Data shown:
"""

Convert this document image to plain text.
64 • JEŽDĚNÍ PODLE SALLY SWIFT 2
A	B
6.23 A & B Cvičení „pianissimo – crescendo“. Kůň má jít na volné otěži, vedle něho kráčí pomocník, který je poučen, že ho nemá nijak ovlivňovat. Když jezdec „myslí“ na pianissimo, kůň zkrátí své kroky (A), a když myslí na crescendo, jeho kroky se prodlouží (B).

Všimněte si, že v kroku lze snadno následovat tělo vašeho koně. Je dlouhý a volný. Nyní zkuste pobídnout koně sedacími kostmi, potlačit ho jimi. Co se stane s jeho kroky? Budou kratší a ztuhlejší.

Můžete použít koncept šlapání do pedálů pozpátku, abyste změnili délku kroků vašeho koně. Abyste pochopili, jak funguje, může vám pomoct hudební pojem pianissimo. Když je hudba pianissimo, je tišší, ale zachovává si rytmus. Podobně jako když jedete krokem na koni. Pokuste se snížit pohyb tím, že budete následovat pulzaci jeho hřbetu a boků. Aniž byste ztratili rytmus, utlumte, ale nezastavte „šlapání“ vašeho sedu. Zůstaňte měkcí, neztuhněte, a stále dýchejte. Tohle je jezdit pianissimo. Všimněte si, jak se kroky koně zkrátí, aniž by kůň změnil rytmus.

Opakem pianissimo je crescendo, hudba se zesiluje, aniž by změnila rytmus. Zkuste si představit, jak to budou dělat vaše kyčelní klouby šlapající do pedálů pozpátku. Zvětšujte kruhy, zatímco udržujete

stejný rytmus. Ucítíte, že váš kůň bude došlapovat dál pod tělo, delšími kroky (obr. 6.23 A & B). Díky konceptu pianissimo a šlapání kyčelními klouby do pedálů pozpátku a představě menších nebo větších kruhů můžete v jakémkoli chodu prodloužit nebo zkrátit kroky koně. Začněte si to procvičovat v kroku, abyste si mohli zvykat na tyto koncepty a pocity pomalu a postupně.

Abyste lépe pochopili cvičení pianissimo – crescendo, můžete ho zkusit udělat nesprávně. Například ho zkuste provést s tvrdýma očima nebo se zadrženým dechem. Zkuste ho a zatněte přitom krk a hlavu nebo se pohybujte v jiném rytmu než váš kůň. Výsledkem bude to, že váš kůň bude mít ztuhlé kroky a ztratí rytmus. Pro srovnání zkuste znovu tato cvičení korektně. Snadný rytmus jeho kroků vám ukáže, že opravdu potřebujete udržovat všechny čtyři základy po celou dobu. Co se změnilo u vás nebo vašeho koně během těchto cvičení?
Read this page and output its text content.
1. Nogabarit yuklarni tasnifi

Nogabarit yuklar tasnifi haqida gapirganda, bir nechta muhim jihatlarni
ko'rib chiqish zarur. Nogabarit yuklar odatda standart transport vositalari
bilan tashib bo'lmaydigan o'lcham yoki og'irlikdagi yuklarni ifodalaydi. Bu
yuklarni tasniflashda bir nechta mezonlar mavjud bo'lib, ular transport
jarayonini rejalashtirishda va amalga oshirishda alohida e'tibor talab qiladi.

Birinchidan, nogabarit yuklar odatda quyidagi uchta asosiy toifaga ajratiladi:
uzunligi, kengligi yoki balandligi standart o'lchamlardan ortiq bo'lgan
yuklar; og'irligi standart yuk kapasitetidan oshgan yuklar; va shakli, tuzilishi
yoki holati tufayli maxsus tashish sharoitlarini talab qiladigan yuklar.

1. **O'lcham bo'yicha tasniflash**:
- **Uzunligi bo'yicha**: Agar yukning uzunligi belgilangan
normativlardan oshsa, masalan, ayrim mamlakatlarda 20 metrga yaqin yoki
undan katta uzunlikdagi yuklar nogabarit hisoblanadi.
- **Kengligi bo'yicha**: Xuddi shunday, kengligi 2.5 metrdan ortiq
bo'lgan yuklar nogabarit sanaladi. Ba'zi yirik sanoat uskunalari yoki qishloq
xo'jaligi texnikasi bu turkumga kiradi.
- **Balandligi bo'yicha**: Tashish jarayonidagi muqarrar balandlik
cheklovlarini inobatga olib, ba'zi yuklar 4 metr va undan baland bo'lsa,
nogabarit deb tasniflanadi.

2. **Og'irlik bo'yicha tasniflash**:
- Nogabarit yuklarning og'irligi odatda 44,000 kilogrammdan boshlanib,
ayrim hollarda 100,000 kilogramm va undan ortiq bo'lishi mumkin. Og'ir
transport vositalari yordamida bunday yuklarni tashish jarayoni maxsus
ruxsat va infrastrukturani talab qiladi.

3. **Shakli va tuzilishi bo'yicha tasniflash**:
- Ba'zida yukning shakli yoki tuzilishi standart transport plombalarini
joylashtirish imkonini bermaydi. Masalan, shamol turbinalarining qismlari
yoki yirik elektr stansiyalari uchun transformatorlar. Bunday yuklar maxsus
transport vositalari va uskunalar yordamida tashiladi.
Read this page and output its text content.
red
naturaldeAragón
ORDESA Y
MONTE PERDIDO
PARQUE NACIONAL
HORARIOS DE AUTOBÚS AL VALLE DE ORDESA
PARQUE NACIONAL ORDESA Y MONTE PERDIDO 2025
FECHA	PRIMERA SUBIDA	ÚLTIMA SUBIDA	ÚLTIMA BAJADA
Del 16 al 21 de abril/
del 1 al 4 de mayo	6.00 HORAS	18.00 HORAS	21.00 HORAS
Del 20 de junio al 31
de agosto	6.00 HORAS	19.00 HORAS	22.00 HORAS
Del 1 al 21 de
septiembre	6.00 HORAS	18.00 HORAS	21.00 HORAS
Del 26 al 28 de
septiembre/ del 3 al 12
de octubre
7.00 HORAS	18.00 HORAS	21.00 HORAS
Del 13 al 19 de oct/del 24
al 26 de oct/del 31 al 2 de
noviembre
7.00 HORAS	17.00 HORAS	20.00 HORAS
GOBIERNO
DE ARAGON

"""

Set task:
Go through the records above and set each one down exactly, please.

Output for this task:
Convert this document image to plain text.
64 • JEŽDĚNÍ PODLE SALLY SWIFT 2
A	B
6.23 A & B Cvičení „pianissimo – crescendo“. Kůň má jít na volné otěži, vedle něho kráčí pomocník, který je poučen, že ho nemá nijak ovlivňovat. Když jezdec „myslí“ na pianissimo, kůň zkrátí své kroky (A), a když myslí na crescendo, jeho kroky se prodlouží (B).

Všimněte si, že v kroku lze snadno následovat tělo vašeho koně. Je dlouhý a volný. Nyní zkuste pobídnout koně sedacími kostmi, potlačit ho jimi. Co se stane s jeho kroky? Budou kratší a ztuhlejší.

Můžete použít koncept šlapání do pedálů pozpátku, abyste změnili délku kroků vašeho koně. Abyste pochopili, jak funguje, může vám pomoct hudební pojem pianissimo. Když je hudba pianissimo, je tišší, ale zachovává si rytmus. Podobně jako když jedete krokem na koni. Pokuste se snížit pohyb tím, že budete následovat pulzaci jeho hřbetu a boků. Aniž byste ztratili rytmus, utlumte, ale nezastavte „šlapání“ vašeho sedu. Zůstaňte měkcí, neztuhněte, a stále dýchejte. Tohle je jezdit pianissimo. Všimněte si, jak se kroky koně zkrátí, aniž by kůň změnil rytmus.

Opakem pianissimo je crescendo, hudba se zesiluje, aniž by změnila rytmus. Zkuste si představit, jak to budou dělat vaše kyčelní klouby šlapající do pedálů pozpátku. Zvětšujte kruhy, zatímco udržujete

stejný rytmus. Ucítíte, že váš kůň bude došlapovat dál pod tělo, delšími kroky (obr. 6.23 A & B). Díky konceptu pianissimo a šlapání kyčelními klouby do pedálů pozpátku a představě menších nebo větších kruhů můžete v jakémkoli chodu prodloužit nebo zkrátit kroky koně. Začněte si to procvičovat v kroku, abyste si mohli zvykat na tyto koncepty a pocity pomalu a postupně.

Abyste lépe pochopili cvičení pianissimo – crescendo, můžete ho zkusit udělat nesprávně. Například ho zkuste provést s tvrdýma očima nebo se zadrženým dechem. Zkuste ho a zatněte přitom krk a hlavu nebo se pohybujte v jiném rytmu než váš kůň. Výsledkem bude to, že váš kůň bude mít ztuhlé kroky a ztratí rytmus. Pro srovnání zkuste znovu tato cvičení korektně. Snadný rytmus jeho kroků vám ukáže, že opravdu potřebujete udržovat všechny čtyři základy po celou dobu. Co se změnilo u vás nebo vašeho koně během těchto cvičení?
Read this page and output its text content.
1. Nogabarit yuklarni tasnifi

Nogabarit yuklar tasnifi haqida gapirganda, bir nechta muhim jihatlarni
ko'rib chiqish zarur. Nogabarit yuklar odatda standart transport vositalari
bilan tashib bo'lmaydigan o'lcham yoki og'irlikdagi yuklarni ifodalaydi. Bu
yuklarni tasniflashda bir nechta mezonlar mavjud bo'lib, ular transport
jarayonini rejalashtirishda va amalga oshirishda alohida e'tibor talab qiladi.

Birinchidan, nogabarit yuklar odatda quyidagi uchta asosiy toifaga ajratiladi:
uzunligi, kengligi yoki balandligi standart o'lchamlardan ortiq bo'lgan
yuklar; og'irligi standart yuk kapasitetidan oshgan yuklar; va shakli, tuzilishi
yoki holati tufayli maxsus tashish sharoitlarini talab qiladigan yuklar.

1. **O'lcham bo'yicha tasniflash**:
- **Uzunligi bo'yicha**: Agar yukning uzunligi belgilangan
normativlardan oshsa, masalan, ayrim mamlakatlarda 20 metrga yaqin yoki
undan katta uzunlikdagi yuklar nogabarit hisoblanadi.
- **Kengligi bo'yicha**: Xuddi shunday, kengligi 2.5 metrdan ortiq
bo'lgan yuklar nogabarit sanaladi. Ba'zi yirik sanoat uskunalari yoki qishloq
xo'jaligi texnikasi bu turkumga kiradi.
- **Balandligi bo'yicha**: Tashish jarayonidagi muqarrar balandlik
cheklovlarini inobatga olib, ba'zi yuklar 4 metr va undan baland bo'lsa,
nogabarit deb tasniflanadi.

2. **Og'irlik bo'yicha tasniflash**:
- Nogabarit yuklarning og'irligi odatda 44,000 kilogrammdan boshlanib,
ayrim hollarda 100,000 kilogramm va undan ortiq bo'lishi mumkin. Og'ir
transport vositalari yordamida bunday yuklarni tashish jarayoni maxsus
ruxsat va infrastrukturani talab qiladi.

3. **Shakli va tuzilishi bo'yicha tasniflash**:
- Ba'zida yukning shakli yoki tuzilishi standart transport plombalarini
joylashtirish imkonini bermaydi. Masalan, shamol turbinalarining qismlari
yoki yirik elektr stansiyalari uchun transformatorlar. Bunday yuklar maxsus
transport vositalari va uskunalar yordamida tashiladi.
Read this page and output its text content.
red
naturaldeAragón
ORDESA Y
MONTE PERDIDO
PARQUE NACIONAL
HORARIOS DE AUTOBÚS AL VALLE DE ORDESA
PARQUE NACIONAL ORDESA Y MONTE PERDIDO 2025
FECHA	PRIMERA SUBIDA	ÚLTIMA SUBIDA	ÚLTIMA BAJADA
Del 16 al 21 de abril/
del 1 al 4 de mayo	6.00 HORAS	18.00 HORAS	21.00 HORAS
Del 20 de junio al 31
de agosto	6.00 HORAS	19.00 HORAS	22.00 HORAS
Del 1 al 21 de
septiembre	6.00 HORAS	18.00 HORAS	21.00 HORAS
Del 26 al 28 de
septiembre/ del 3 al 12
de octubre
7.00 HORAS	18.00 HORAS	21.00 HORAS
Del 13 al 19 de oct/del 24
al 26 de oct/del 31 al 2 de
noviembre
7.00 HORAS	17.00 HORAS	20.00 HORAS
GOBIERNO
DE ARAGON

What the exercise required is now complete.